[BEGIN Task data]

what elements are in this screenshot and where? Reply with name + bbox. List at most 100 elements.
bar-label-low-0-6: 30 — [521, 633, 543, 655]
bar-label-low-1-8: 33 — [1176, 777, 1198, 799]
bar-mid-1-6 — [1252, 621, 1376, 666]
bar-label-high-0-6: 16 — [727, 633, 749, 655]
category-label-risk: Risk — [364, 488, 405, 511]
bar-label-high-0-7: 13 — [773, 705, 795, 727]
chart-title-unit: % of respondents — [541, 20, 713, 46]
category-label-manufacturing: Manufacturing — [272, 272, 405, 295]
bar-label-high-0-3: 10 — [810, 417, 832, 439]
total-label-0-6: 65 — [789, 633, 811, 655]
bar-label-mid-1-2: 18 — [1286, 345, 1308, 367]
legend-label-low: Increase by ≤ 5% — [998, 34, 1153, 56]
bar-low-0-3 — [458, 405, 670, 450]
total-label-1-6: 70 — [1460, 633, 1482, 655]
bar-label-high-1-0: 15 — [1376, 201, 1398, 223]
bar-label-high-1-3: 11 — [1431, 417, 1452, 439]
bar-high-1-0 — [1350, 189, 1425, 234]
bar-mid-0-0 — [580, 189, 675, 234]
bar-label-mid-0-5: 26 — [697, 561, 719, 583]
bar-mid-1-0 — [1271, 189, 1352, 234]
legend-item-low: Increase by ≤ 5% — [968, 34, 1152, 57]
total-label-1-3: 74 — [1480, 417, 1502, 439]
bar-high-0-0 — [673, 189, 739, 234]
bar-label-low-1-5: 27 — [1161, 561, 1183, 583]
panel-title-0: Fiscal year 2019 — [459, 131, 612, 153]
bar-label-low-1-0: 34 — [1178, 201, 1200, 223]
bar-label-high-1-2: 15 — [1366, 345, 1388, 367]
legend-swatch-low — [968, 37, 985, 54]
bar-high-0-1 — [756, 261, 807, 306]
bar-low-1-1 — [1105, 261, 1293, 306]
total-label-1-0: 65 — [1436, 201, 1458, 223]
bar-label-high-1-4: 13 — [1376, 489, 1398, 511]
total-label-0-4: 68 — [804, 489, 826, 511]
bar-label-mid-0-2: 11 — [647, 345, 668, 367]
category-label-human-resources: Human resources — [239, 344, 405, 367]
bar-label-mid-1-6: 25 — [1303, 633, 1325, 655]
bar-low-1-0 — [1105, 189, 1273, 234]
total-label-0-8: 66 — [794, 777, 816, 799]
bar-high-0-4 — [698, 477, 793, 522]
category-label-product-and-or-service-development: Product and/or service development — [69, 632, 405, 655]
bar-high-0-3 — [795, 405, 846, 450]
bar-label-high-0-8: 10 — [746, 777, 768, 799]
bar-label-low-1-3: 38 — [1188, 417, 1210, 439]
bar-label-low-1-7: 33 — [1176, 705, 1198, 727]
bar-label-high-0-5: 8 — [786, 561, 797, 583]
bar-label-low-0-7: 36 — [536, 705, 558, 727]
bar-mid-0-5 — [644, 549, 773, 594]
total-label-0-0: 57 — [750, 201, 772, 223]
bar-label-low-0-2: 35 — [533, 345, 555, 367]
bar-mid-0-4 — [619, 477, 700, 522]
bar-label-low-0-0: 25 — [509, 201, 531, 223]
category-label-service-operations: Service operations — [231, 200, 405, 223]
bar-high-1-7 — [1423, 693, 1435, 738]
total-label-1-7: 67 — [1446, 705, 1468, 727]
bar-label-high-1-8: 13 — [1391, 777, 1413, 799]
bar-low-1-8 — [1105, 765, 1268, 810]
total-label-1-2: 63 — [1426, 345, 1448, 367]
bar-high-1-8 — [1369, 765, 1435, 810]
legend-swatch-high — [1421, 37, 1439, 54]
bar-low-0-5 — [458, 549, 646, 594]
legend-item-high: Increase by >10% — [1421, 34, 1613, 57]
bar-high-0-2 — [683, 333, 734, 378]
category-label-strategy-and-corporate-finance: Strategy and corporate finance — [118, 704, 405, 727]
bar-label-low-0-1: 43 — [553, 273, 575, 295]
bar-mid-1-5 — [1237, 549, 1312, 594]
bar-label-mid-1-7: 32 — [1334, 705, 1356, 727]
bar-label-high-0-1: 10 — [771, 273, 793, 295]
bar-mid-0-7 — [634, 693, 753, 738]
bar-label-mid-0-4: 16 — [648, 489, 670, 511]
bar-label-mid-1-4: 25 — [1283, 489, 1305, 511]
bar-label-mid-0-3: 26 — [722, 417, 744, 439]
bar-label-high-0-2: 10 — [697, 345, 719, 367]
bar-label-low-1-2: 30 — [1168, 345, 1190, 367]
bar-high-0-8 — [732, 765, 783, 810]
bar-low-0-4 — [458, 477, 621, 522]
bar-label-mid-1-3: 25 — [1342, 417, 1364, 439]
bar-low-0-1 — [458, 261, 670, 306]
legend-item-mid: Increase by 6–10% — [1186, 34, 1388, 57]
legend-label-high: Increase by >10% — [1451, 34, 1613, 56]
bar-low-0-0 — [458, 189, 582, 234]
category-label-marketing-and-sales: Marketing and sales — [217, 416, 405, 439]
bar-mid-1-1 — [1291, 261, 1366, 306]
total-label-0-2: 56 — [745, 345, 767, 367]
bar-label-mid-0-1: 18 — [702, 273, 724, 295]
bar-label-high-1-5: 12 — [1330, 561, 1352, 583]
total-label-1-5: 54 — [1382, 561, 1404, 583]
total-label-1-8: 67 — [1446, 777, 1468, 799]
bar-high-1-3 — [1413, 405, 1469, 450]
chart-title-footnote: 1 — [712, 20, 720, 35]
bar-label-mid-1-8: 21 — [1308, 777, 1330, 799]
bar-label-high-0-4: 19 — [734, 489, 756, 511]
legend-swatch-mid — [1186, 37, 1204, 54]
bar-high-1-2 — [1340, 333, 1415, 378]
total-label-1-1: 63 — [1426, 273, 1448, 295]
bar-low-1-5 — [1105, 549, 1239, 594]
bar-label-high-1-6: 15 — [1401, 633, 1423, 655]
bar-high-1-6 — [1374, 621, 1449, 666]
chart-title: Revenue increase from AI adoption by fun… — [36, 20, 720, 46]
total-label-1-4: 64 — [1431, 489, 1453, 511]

[END Task data]

▶ [The exercise]:
Please copy out every one of the lines above, keeping each character the same.

▶ [Problem solution]:
what elements are in this screenshot and where? Reply with name + bbox. List at most 100 elements.
bar-label-low-0-6: 30 — [521, 633, 543, 655]
bar-label-low-1-8: 33 — [1176, 777, 1198, 799]
bar-mid-1-6 — [1252, 621, 1376, 666]
bar-label-high-0-6: 16 — [727, 633, 749, 655]
category-label-risk: Risk — [364, 488, 405, 511]
bar-label-high-0-7: 13 — [773, 705, 795, 727]
chart-title-unit: % of respondents — [541, 20, 713, 46]
category-label-manufacturing: Manufacturing — [272, 272, 405, 295]
bar-label-high-0-3: 10 — [810, 417, 832, 439]
total-label-0-6: 65 — [789, 633, 811, 655]
bar-label-mid-1-2: 18 — [1286, 345, 1308, 367]
legend-label-low: Increase by ≤ 5% — [998, 34, 1153, 56]
bar-low-0-3 — [458, 405, 670, 450]
total-label-1-6: 70 — [1460, 633, 1482, 655]
bar-label-high-1-0: 15 — [1376, 201, 1398, 223]
bar-label-high-1-3: 11 — [1431, 417, 1452, 439]
bar-high-1-0 — [1350, 189, 1425, 234]
bar-mid-0-0 — [580, 189, 675, 234]
bar-label-mid-0-5: 26 — [697, 561, 719, 583]
bar-mid-1-0 — [1271, 189, 1352, 234]
legend-item-low: Increase by ≤ 5% — [968, 34, 1152, 57]
total-label-1-3: 74 — [1480, 417, 1502, 439]
bar-high-0-0 — [673, 189, 739, 234]
bar-label-low-1-5: 27 — [1161, 561, 1183, 583]
panel-title-0: Fiscal year 2019 — [459, 131, 612, 153]
bar-label-low-1-0: 34 — [1178, 201, 1200, 223]
bar-label-high-1-2: 15 — [1366, 345, 1388, 367]
legend-swatch-low — [968, 37, 985, 54]
bar-high-0-1 — [756, 261, 807, 306]
bar-low-1-1 — [1105, 261, 1293, 306]
total-label-1-0: 65 — [1436, 201, 1458, 223]
bar-label-high-1-4: 13 — [1376, 489, 1398, 511]
total-label-0-4: 68 — [804, 489, 826, 511]
bar-label-mid-0-2: 11 — [647, 345, 668, 367]
category-label-human-resources: Human resources — [239, 344, 405, 367]
bar-label-mid-1-6: 25 — [1303, 633, 1325, 655]
bar-low-1-0 — [1105, 189, 1273, 234]
total-label-0-8: 66 — [794, 777, 816, 799]
bar-high-0-4 — [698, 477, 793, 522]
category-label-product-and-or-service-development: Product and/or service development — [69, 632, 405, 655]
bar-high-0-3 — [795, 405, 846, 450]
bar-label-high-0-8: 10 — [746, 777, 768, 799]
bar-label-low-1-3: 38 — [1188, 417, 1210, 439]
bar-label-low-1-7: 33 — [1176, 705, 1198, 727]
bar-label-high-0-5: 8 — [786, 561, 797, 583]
bar-label-low-0-7: 36 — [536, 705, 558, 727]
bar-mid-0-5 — [644, 549, 773, 594]
total-label-0-0: 57 — [750, 201, 772, 223]
bar-label-low-0-2: 35 — [533, 345, 555, 367]
bar-mid-0-4 — [619, 477, 700, 522]
bar-label-low-0-0: 25 — [509, 201, 531, 223]
category-label-service-operations: Service operations — [231, 200, 405, 223]
bar-high-1-7 — [1423, 693, 1435, 738]
total-label-1-7: 67 — [1446, 705, 1468, 727]
bar-label-high-1-8: 13 — [1391, 777, 1413, 799]
bar-low-1-8 — [1105, 765, 1268, 810]
total-label-1-2: 63 — [1426, 345, 1448, 367]
bar-high-1-8 — [1369, 765, 1435, 810]
legend-swatch-high — [1421, 37, 1439, 54]
bar-low-0-5 — [458, 549, 646, 594]
legend-item-high: Increase by >10% — [1421, 34, 1613, 57]
bar-high-0-2 — [683, 333, 734, 378]
category-label-strategy-and-corporate-finance: Strategy and corporate finance — [118, 704, 405, 727]
bar-label-low-0-1: 43 — [553, 273, 575, 295]
bar-mid-1-5 — [1237, 549, 1312, 594]
bar-label-mid-1-7: 32 — [1334, 705, 1356, 727]
bar-label-high-0-1: 10 — [771, 273, 793, 295]
bar-mid-0-7 — [634, 693, 753, 738]
bar-label-mid-0-4: 16 — [648, 489, 670, 511]
bar-label-mid-1-4: 25 — [1283, 489, 1305, 511]
bar-label-mid-0-3: 26 — [722, 417, 744, 439]
bar-label-high-0-2: 10 — [697, 345, 719, 367]
bar-label-low-1-2: 30 — [1168, 345, 1190, 367]
bar-high-0-8 — [732, 765, 783, 810]
bar-low-0-4 — [458, 477, 621, 522]
bar-label-mid-1-3: 25 — [1342, 417, 1364, 439]
bar-low-0-1 — [458, 261, 670, 306]
legend-item-mid: Increase by 6–10% — [1186, 34, 1388, 57]
legend-label-high: Increase by >10% — [1451, 34, 1613, 56]
bar-low-0-0 — [458, 189, 582, 234]
category-label-marketing-and-sales: Marketing and sales — [217, 416, 405, 439]
bar-mid-1-1 — [1291, 261, 1366, 306]
total-label-0-2: 56 — [745, 345, 767, 367]
bar-label-mid-0-1: 18 — [702, 273, 724, 295]
bar-label-high-1-5: 12 — [1330, 561, 1352, 583]
total-label-1-5: 54 — [1382, 561, 1404, 583]
total-label-1-8: 67 — [1446, 777, 1468, 799]
bar-high-1-3 — [1413, 405, 1469, 450]
chart-title-footnote: 1 — [712, 20, 720, 35]
bar-label-mid-1-8: 21 — [1308, 777, 1330, 799]
bar-label-high-0-4: 19 — [734, 489, 756, 511]
legend-swatch-mid — [1186, 37, 1204, 54]
bar-high-1-2 — [1340, 333, 1415, 378]
total-label-1-1: 63 — [1426, 273, 1448, 295]
bar-low-1-5 — [1105, 549, 1239, 594]
bar-label-high-1-6: 15 — [1401, 633, 1423, 655]
bar-high-1-6 — [1374, 621, 1449, 666]
chart-title: Revenue increase from AI adoption by fun… — [36, 20, 720, 46]
total-label-1-4: 64 — [1431, 489, 1453, 511]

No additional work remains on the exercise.